Instructions to follow: Work through the data below line by line and say how many lines hold "Back"; give only the number.

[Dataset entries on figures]
>>
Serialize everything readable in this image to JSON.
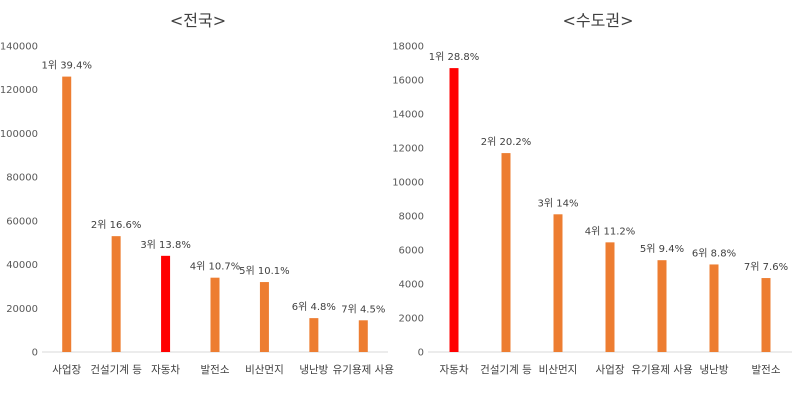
{
  "colors": {
    "bar": "#ed7d31",
    "highlight": "#ff0000",
    "axis": "#d9d9d9",
    "text": "#404040"
  },
  "chart_data": [
    {
      "type": "bar",
      "title": "<전국>",
      "xlabel": "",
      "ylabel": "",
      "ylim": [
        0,
        140000
      ],
      "yticks": [
        "0",
        "20000",
        "40000",
        "60000",
        "80000",
        "100000",
        "120000",
        "140000"
      ],
      "grid": false,
      "categories": [
        "사업장",
        "건설기계 등",
        "자동차",
        "발전소",
        "비산먼지",
        "냉난방",
        "유기용제 사용"
      ],
      "values": [
        126000,
        53000,
        44000,
        34000,
        32000,
        15500,
        14500
      ],
      "data_labels": [
        "1위 39.4%",
        "2위 16.6%",
        "3위 13.8%",
        "4위 10.7%",
        "5위 10.1%",
        "6위 4.8%",
        "7위 4.5%"
      ],
      "highlight_category": "자동차"
    },
    {
      "type": "bar",
      "title": "<수도권>",
      "xlabel": "",
      "ylabel": "",
      "ylim": [
        0,
        18000
      ],
      "yticks": [
        "0",
        "2000",
        "4000",
        "6000",
        "8000",
        "10000",
        "12000",
        "14000",
        "16000",
        "18000"
      ],
      "grid": false,
      "categories": [
        "자동차",
        "건설기계 등",
        "비산먼지",
        "사업장",
        "유기용제 사용",
        "냉난방",
        "발전소"
      ],
      "values": [
        16700,
        11700,
        8100,
        6450,
        5400,
        5150,
        4350
      ],
      "data_labels": [
        "1위 28.8%",
        "2위 20.2%",
        "3위 14%",
        "4위 11.2%",
        "5위 9.4%",
        "6위 8.8%",
        "7위 7.6%"
      ],
      "highlight_category": "자동차"
    }
  ]
}
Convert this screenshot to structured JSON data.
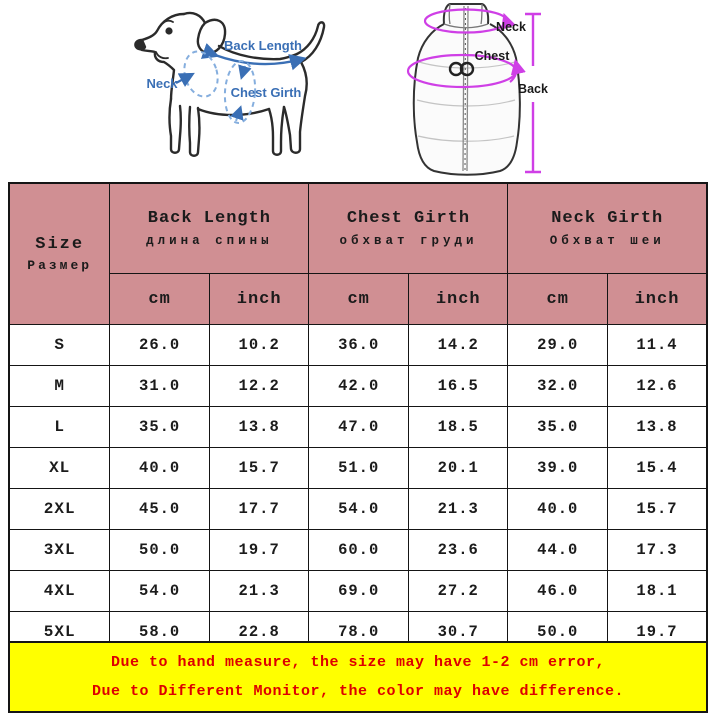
{
  "diagram": {
    "dog_labels": {
      "back_length": "Back Length",
      "neck": "Neck",
      "chest_girth": "Chest Girth"
    },
    "vest_labels": {
      "neck": "Neck",
      "chest": "Chest",
      "back": "Back"
    },
    "label_color_blue": "#3a6fb5",
    "annotation_color_magenta": "#cf3fe6"
  },
  "table": {
    "header_bg": "#d08f93",
    "size_header": {
      "en": "Size",
      "ru": "Размер"
    },
    "groups": [
      {
        "en": "Back Length",
        "ru": "длина спины"
      },
      {
        "en": "Chest Girth",
        "ru": "обхват груди"
      },
      {
        "en": "Neck Girth",
        "ru": "Обхват шеи"
      }
    ],
    "unit_headers": [
      "cm",
      "inch",
      "cm",
      "inch",
      "cm",
      "inch"
    ],
    "rows": [
      {
        "size": "S",
        "values": [
          "26.0",
          "10.2",
          "36.0",
          "14.2",
          "29.0",
          "11.4"
        ]
      },
      {
        "size": "M",
        "values": [
          "31.0",
          "12.2",
          "42.0",
          "16.5",
          "32.0",
          "12.6"
        ]
      },
      {
        "size": "L",
        "values": [
          "35.0",
          "13.8",
          "47.0",
          "18.5",
          "35.0",
          "13.8"
        ]
      },
      {
        "size": "XL",
        "values": [
          "40.0",
          "15.7",
          "51.0",
          "20.1",
          "39.0",
          "15.4"
        ]
      },
      {
        "size": "2XL",
        "values": [
          "45.0",
          "17.7",
          "54.0",
          "21.3",
          "40.0",
          "15.7"
        ]
      },
      {
        "size": "3XL",
        "values": [
          "50.0",
          "19.7",
          "60.0",
          "23.6",
          "44.0",
          "17.3"
        ]
      },
      {
        "size": "4XL",
        "values": [
          "54.0",
          "21.3",
          "69.0",
          "27.2",
          "46.0",
          "18.1"
        ]
      },
      {
        "size": "5XL",
        "values": [
          "58.0",
          "22.8",
          "78.0",
          "30.7",
          "50.0",
          "19.7"
        ]
      }
    ]
  },
  "footer": {
    "bg": "#ffff00",
    "text_color": "#dd0000",
    "line1": "Due to hand measure, the size may have 1-2 cm error,",
    "line2": "Due to Different Monitor, the color may have difference."
  },
  "chart_data": {
    "type": "table",
    "title": "Pet vest size chart (Size / Размер)",
    "columns": [
      "Size",
      "Back Length cm",
      "Back Length inch",
      "Chest Girth cm",
      "Chest Girth inch",
      "Neck Girth cm",
      "Neck Girth inch"
    ],
    "rows": [
      [
        "S",
        26.0,
        10.2,
        36.0,
        14.2,
        29.0,
        11.4
      ],
      [
        "M",
        31.0,
        12.2,
        42.0,
        16.5,
        32.0,
        12.6
      ],
      [
        "L",
        35.0,
        13.8,
        47.0,
        18.5,
        35.0,
        13.8
      ],
      [
        "XL",
        40.0,
        15.7,
        51.0,
        20.1,
        39.0,
        15.4
      ],
      [
        "2XL",
        45.0,
        17.7,
        54.0,
        21.3,
        40.0,
        15.7
      ],
      [
        "3XL",
        50.0,
        19.7,
        60.0,
        23.6,
        44.0,
        17.3
      ],
      [
        "4XL",
        54.0,
        21.3,
        69.0,
        27.2,
        46.0,
        18.1
      ],
      [
        "5XL",
        58.0,
        22.8,
        78.0,
        30.7,
        50.0,
        19.7
      ]
    ]
  }
}
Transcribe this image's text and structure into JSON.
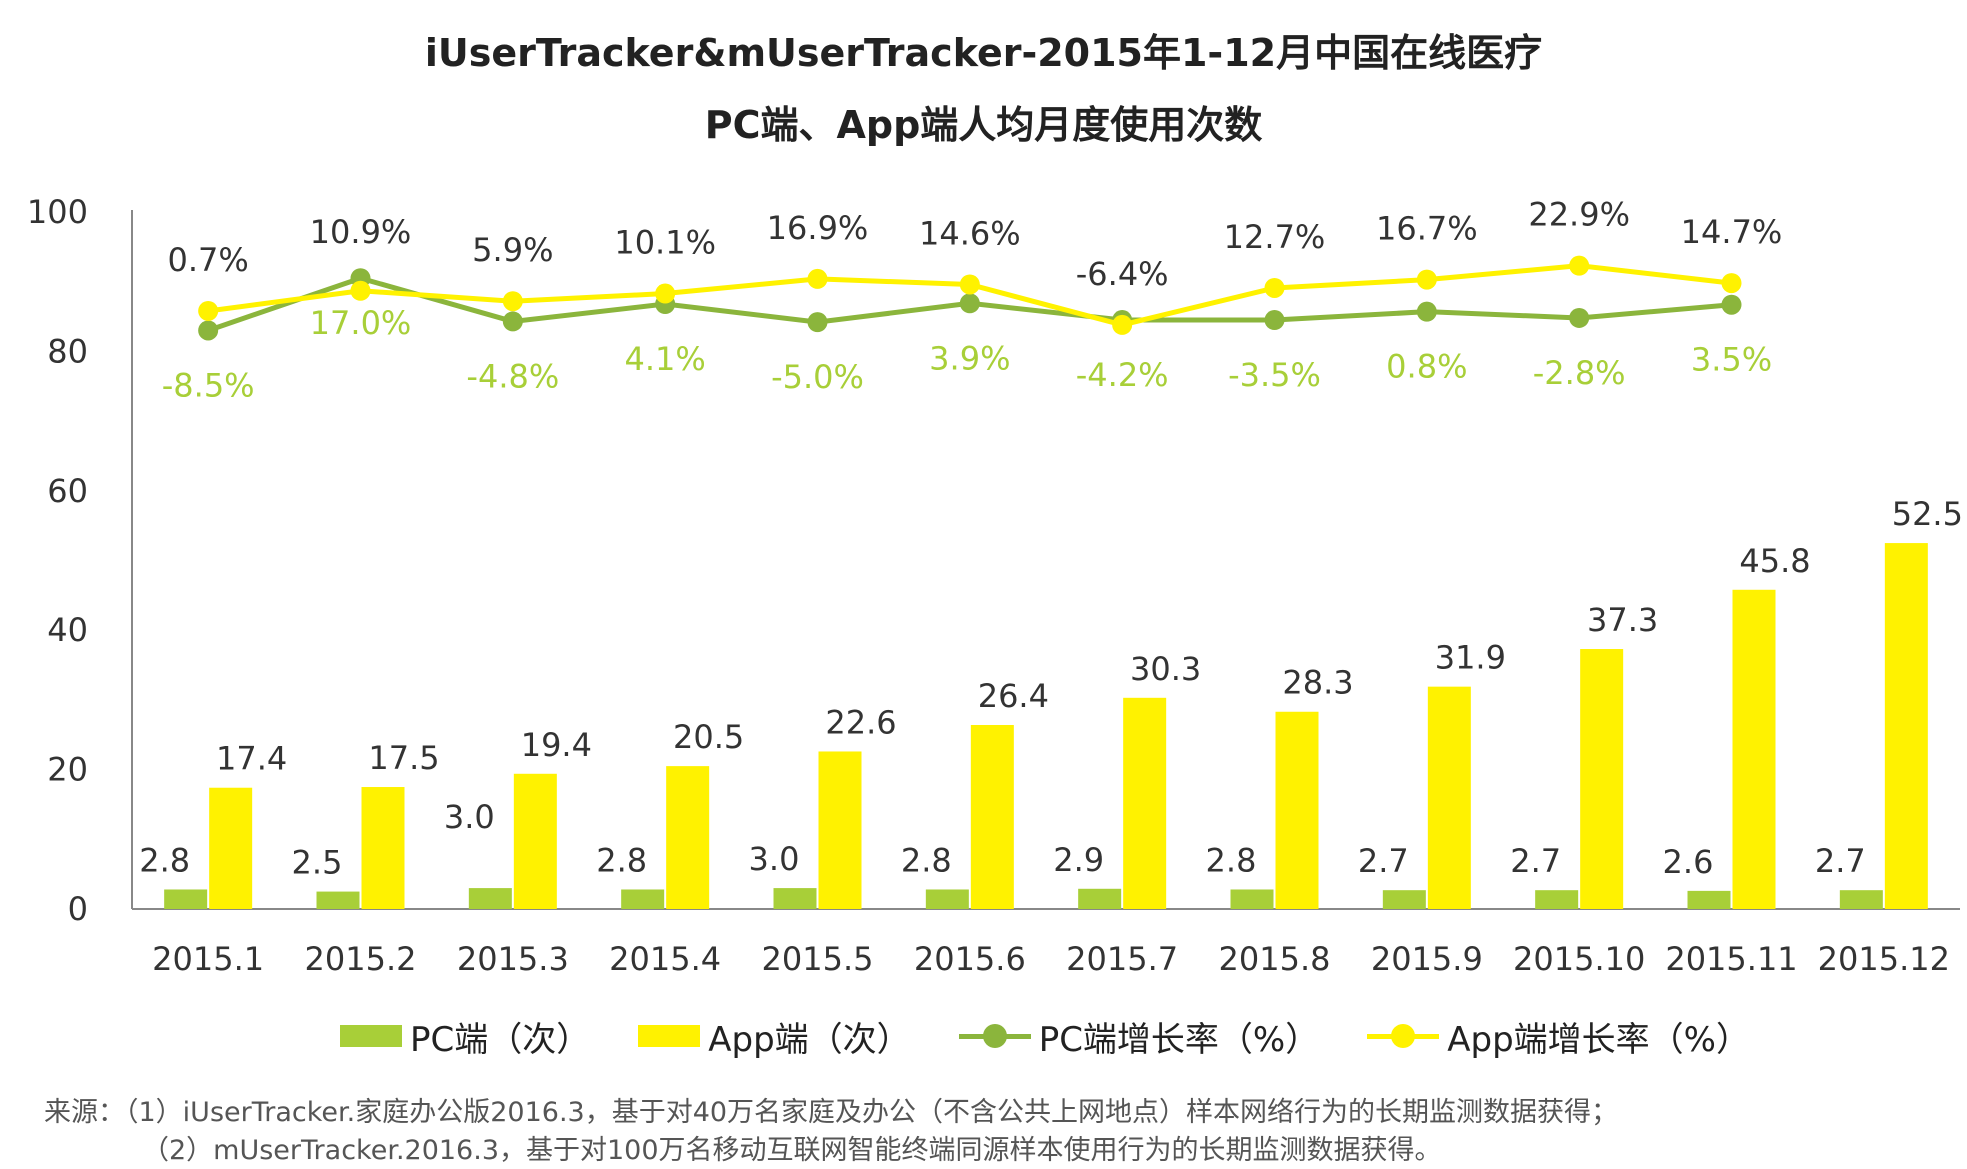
{
  "title": {
    "line1": "iUserTracker&mUserTracker-2015年1-12月中国在线医疗",
    "line2": "PC端、App端人均月度使用次数"
  },
  "colors": {
    "pc": "#A8CF38",
    "app": "#FFF200",
    "pc_line": "#8BB53C",
    "app_line": "#FFF200",
    "pc_rate_label": "#A8CF38"
  },
  "chart_data": {
    "type": "bar",
    "categories": [
      "2015.1",
      "2015.2",
      "2015.3",
      "2015.4",
      "2015.5",
      "2015.6",
      "2015.7",
      "2015.8",
      "2015.9",
      "2015.10",
      "2015.11",
      "2015.12"
    ],
    "ylim": [
      0,
      100
    ],
    "yticks": [
      0,
      20,
      40,
      60,
      80,
      100
    ],
    "series": [
      {
        "name": "PC端（次）",
        "kind": "bar",
        "values": [
          2.8,
          2.5,
          3.0,
          2.8,
          3.0,
          2.8,
          2.9,
          2.8,
          2.7,
          2.7,
          2.6,
          2.7
        ],
        "labels": [
          "2.8",
          "2.5",
          "3.0",
          "2.8",
          "3.0",
          "2.8",
          "2.9",
          "2.8",
          "2.7",
          "2.7",
          "2.6",
          "2.7"
        ]
      },
      {
        "name": "App端（次）",
        "kind": "bar",
        "values": [
          17.4,
          17.5,
          19.4,
          20.5,
          22.6,
          26.4,
          30.3,
          28.3,
          31.9,
          37.3,
          45.8,
          52.5
        ],
        "labels": [
          "17.4",
          "17.5",
          "19.4",
          "20.5",
          "22.6",
          "26.4",
          "30.3",
          "28.3",
          "31.9",
          "37.3",
          "45.8",
          "52.5"
        ]
      },
      {
        "name": "PC端增长率（%）",
        "kind": "line",
        "values": [
          -8.5,
          17.0,
          -4.8,
          4.1,
          -5.0,
          3.9,
          -4.2,
          -3.5,
          0.8,
          -2.8,
          3.5,
          null
        ],
        "display_labels": [
          "-8.5%",
          "17.0%",
          "-4.8%",
          "4.1%",
          "-5.0%",
          "3.9%",
          "-4.2%",
          "-3.5%",
          "0.8%",
          "-2.8%",
          "3.5%"
        ]
      },
      {
        "name": "App端增长率（%）",
        "kind": "line",
        "values": [
          0.7,
          10.9,
          5.9,
          10.1,
          16.9,
          14.6,
          -6.4,
          12.7,
          16.7,
          22.9,
          14.7,
          null
        ],
        "display_labels": [
          "0.7%",
          "10.9%",
          "5.9%",
          "10.1%",
          "16.9%",
          "14.6%",
          "-6.4%",
          "12.7%",
          "16.7%",
          "22.9%",
          "14.7%"
        ]
      }
    ],
    "line_positions": {
      "pc": [
        83.0,
        90.5,
        84.3,
        86.8,
        84.2,
        86.9,
        84.5,
        84.5,
        85.7,
        84.8,
        86.7
      ],
      "app": [
        85.8,
        88.7,
        87.2,
        88.3,
        90.4,
        89.6,
        83.8,
        89.1,
        90.3,
        92.3,
        89.8
      ]
    }
  },
  "legend": {
    "pc_bar": "PC端（次）",
    "app_bar": "App端（次）",
    "pc_rate": "PC端增长率（%）",
    "app_rate": "App端增长率（%）"
  },
  "source": {
    "line1": "来源：（1）iUserTracker.家庭办公版2016.3，基于对40万名家庭及办公（不含公共上网地点）样本网络行为的长期监测数据获得；",
    "line2": "（2）mUserTracker.2016.3，基于对100万名移动互联网智能终端同源样本使用行为的长期监测数据获得。"
  }
}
<<
Response: 5